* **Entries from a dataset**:
* start *
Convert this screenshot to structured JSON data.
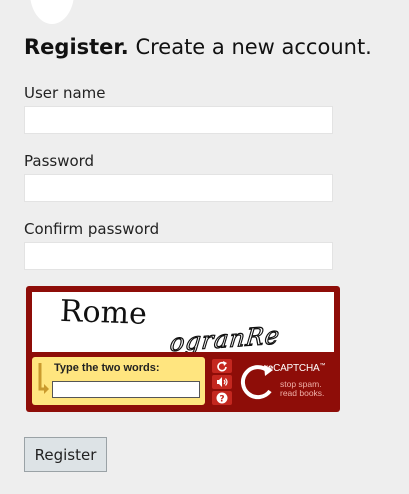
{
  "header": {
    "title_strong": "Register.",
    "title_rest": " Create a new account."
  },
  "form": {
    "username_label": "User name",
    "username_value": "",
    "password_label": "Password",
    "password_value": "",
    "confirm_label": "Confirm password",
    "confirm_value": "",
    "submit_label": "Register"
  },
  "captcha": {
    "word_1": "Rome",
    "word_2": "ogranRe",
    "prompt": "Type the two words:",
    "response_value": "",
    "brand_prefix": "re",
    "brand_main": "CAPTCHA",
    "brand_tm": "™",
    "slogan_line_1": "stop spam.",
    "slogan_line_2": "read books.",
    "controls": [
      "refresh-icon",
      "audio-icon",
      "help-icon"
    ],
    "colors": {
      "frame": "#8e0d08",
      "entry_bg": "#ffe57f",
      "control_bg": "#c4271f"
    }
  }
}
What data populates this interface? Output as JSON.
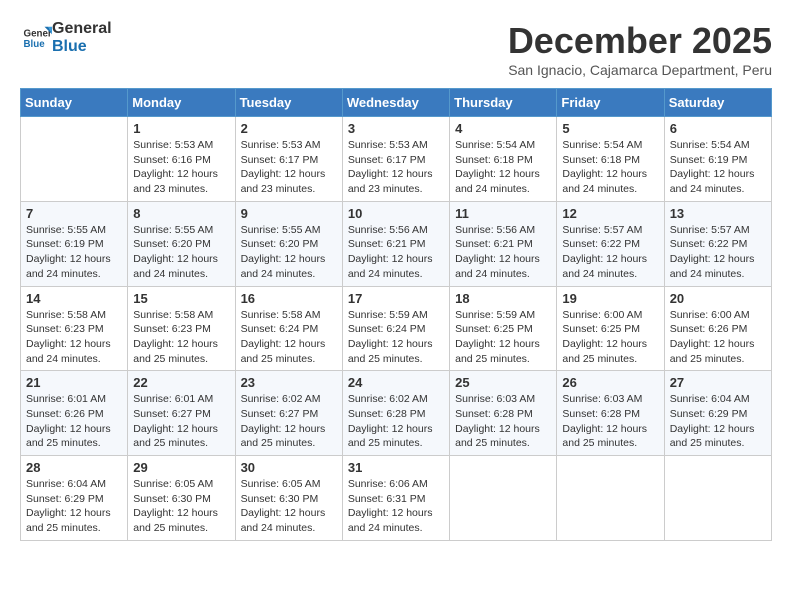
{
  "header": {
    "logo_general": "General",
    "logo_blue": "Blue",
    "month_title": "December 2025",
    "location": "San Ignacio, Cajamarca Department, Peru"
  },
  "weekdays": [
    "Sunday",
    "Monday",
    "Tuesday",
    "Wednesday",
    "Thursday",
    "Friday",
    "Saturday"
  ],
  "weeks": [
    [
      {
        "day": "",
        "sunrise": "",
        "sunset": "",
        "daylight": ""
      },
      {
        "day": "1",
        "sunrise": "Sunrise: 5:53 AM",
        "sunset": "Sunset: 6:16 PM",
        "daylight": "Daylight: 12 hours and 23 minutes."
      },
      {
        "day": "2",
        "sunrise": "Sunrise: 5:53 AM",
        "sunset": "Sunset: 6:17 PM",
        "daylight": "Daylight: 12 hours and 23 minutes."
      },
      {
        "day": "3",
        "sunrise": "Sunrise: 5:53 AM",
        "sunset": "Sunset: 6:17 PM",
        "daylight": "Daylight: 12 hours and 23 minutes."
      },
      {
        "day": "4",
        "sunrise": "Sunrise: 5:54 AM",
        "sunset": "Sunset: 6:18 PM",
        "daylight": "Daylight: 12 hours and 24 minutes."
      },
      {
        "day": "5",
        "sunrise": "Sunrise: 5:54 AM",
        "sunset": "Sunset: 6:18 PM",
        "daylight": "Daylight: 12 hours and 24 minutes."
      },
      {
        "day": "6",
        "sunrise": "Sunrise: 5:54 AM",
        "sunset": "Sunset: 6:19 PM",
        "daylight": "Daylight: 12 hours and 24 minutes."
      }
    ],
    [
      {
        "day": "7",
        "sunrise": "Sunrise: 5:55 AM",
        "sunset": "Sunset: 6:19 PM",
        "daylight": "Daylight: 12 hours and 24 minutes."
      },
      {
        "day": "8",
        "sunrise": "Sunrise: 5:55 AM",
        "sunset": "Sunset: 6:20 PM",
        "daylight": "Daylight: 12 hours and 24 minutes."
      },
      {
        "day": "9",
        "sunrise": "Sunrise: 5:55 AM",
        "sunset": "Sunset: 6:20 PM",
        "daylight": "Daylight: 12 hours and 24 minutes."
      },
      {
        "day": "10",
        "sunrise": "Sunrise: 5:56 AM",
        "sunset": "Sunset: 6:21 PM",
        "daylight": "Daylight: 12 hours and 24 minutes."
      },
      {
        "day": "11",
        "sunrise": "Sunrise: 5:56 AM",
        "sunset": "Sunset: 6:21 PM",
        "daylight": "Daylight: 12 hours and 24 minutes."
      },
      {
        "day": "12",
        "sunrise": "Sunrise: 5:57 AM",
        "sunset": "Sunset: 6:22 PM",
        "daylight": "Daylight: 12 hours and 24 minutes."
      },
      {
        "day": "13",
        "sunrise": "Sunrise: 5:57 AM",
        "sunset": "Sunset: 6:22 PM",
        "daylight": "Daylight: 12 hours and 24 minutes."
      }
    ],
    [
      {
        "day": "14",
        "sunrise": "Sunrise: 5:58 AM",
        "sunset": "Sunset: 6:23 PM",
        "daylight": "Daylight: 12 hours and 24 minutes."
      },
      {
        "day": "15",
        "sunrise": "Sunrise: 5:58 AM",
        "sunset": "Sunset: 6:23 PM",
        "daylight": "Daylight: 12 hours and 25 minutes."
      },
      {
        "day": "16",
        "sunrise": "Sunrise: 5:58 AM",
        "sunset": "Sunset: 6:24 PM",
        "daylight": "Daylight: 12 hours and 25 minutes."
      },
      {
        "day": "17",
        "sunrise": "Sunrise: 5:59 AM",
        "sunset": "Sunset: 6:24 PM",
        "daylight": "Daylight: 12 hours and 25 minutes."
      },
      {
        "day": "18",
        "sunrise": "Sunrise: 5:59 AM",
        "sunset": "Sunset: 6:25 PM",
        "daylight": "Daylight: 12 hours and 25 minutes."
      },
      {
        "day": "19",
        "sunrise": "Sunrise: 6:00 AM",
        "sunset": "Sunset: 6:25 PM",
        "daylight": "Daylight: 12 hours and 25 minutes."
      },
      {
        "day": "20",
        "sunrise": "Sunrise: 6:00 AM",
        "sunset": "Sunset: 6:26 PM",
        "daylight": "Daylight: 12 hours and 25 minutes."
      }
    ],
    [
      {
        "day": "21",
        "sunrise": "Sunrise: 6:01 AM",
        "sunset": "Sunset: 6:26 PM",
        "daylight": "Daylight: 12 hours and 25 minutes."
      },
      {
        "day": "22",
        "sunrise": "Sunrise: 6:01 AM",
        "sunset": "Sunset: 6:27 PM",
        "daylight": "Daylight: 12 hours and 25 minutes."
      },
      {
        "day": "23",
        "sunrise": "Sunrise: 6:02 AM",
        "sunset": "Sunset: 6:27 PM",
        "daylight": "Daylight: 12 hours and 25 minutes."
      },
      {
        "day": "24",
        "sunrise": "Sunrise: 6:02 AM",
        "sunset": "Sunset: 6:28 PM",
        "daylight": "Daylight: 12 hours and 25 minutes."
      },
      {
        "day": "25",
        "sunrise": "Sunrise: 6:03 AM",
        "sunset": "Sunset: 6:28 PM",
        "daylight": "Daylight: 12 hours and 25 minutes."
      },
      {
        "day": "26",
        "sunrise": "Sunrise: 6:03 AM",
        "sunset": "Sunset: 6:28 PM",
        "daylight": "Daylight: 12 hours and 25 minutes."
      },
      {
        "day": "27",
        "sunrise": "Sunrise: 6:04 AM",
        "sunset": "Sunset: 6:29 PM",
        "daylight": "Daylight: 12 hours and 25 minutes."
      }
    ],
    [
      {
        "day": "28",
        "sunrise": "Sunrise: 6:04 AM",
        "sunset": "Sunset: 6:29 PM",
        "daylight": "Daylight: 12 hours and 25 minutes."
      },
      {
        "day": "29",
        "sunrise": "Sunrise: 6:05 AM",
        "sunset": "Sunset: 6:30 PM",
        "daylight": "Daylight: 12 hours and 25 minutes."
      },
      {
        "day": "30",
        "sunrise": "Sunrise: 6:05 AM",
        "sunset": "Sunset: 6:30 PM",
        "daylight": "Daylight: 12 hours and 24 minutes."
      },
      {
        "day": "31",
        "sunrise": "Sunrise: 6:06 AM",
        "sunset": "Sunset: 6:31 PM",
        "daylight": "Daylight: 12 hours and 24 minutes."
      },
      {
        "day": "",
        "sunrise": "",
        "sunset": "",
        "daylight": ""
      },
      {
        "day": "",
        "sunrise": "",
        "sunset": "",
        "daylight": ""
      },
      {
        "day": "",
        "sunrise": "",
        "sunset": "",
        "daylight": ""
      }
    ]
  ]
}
* end *
* start *
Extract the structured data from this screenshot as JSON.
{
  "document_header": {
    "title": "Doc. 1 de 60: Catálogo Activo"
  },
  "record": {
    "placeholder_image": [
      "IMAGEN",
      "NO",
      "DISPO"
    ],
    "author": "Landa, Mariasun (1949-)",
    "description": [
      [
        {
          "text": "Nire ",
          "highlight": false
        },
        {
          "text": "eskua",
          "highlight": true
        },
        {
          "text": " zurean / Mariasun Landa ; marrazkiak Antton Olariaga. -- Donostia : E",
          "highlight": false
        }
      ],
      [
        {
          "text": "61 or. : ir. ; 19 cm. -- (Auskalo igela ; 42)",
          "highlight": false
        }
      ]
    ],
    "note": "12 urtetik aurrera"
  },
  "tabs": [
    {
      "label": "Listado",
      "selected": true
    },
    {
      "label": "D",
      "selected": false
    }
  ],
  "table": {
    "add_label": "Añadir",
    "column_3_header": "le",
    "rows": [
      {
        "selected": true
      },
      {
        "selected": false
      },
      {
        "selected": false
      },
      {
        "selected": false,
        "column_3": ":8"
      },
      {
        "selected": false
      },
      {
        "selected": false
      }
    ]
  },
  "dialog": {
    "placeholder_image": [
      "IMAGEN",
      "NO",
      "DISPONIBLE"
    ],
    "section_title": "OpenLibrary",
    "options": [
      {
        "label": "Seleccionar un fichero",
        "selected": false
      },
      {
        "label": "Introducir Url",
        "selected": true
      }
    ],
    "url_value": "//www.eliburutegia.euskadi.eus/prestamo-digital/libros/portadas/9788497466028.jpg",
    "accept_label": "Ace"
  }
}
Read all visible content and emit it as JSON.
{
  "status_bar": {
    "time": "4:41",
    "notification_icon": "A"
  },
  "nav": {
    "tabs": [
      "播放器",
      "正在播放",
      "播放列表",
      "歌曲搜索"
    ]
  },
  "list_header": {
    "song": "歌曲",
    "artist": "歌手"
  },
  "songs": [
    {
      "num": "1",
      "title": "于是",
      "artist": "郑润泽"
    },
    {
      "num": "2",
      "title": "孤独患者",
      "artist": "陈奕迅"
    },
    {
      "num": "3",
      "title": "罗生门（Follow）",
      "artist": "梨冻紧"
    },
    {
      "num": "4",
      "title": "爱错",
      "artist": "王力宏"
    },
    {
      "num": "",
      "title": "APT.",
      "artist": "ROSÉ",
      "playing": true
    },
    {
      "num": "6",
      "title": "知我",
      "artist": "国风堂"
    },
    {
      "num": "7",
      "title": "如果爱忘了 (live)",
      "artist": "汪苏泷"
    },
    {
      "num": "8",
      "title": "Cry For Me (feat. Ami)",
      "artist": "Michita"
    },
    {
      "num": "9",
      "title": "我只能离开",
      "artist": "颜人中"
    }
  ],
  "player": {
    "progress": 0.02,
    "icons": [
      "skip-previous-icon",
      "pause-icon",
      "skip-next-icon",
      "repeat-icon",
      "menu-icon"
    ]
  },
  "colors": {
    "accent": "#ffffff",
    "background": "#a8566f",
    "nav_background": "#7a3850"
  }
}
* end *
* start *
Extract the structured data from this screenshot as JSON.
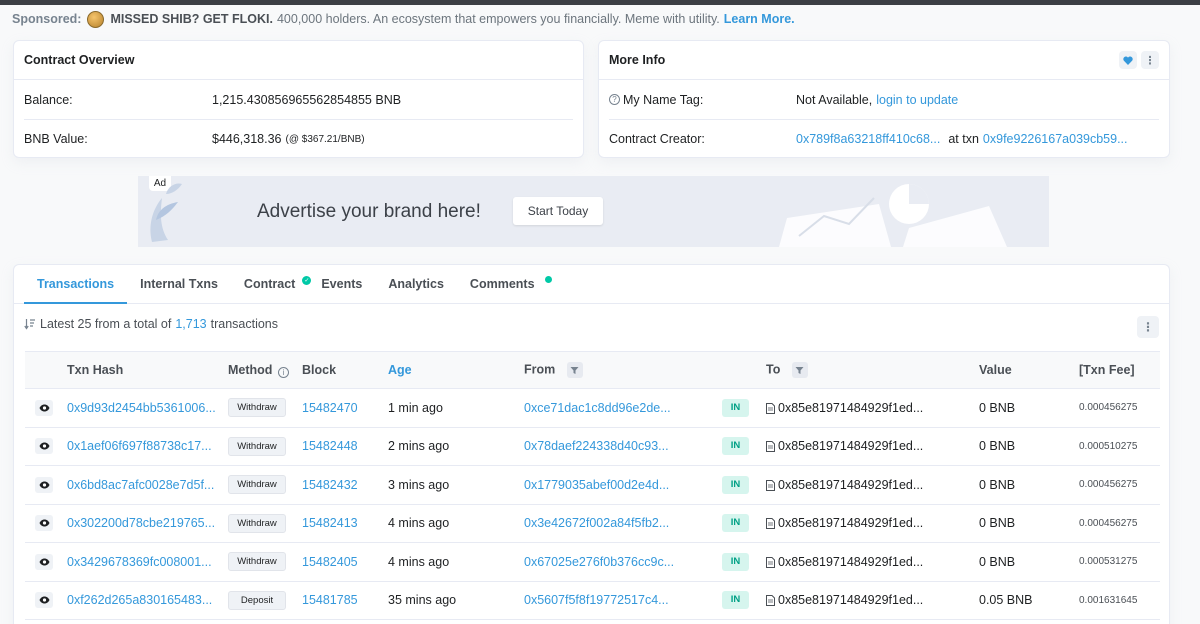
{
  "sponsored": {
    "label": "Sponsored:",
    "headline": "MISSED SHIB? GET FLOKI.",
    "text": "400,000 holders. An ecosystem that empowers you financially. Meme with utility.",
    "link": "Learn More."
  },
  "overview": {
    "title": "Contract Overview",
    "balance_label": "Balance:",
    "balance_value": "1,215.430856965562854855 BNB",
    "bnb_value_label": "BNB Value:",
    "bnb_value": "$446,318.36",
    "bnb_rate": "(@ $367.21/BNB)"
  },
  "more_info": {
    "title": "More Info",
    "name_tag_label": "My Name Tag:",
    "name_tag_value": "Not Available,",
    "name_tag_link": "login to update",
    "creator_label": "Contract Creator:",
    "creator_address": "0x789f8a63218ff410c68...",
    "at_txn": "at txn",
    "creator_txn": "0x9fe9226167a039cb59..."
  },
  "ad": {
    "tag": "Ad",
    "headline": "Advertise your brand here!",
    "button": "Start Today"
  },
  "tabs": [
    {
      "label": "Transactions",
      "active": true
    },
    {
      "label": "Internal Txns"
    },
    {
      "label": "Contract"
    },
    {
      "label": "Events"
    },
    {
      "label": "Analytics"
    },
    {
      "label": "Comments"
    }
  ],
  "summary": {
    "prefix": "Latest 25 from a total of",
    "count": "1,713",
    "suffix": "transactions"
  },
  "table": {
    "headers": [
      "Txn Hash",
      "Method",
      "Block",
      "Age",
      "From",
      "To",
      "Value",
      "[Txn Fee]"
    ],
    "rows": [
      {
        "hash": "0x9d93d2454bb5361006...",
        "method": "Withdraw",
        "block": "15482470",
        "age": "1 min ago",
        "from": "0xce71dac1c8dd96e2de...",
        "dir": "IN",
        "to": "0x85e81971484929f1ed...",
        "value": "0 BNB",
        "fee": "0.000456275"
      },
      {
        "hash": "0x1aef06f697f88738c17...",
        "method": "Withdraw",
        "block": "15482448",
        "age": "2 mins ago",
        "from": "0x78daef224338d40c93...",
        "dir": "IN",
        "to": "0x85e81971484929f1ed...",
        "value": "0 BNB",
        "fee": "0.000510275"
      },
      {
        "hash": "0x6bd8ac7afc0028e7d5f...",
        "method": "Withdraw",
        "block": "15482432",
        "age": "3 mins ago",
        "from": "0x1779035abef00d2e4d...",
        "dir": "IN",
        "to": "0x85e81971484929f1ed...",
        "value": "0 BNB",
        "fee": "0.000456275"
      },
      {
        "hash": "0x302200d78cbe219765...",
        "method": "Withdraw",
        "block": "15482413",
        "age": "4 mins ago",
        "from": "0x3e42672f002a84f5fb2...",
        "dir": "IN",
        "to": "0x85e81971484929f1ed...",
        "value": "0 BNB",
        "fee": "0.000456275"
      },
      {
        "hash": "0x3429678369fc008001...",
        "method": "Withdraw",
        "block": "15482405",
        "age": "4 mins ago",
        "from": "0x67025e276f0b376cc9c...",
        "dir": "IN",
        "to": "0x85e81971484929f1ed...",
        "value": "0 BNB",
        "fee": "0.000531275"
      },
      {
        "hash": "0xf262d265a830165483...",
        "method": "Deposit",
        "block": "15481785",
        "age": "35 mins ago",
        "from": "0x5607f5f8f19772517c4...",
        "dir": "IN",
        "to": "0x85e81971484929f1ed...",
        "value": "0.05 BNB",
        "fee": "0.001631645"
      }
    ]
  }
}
* end *
* **Short problem**: Collect every line with the string "Register" from the records, and copy each.

* **Written response**:
    "title_strong": "Register.",
    "submit_label": "Register"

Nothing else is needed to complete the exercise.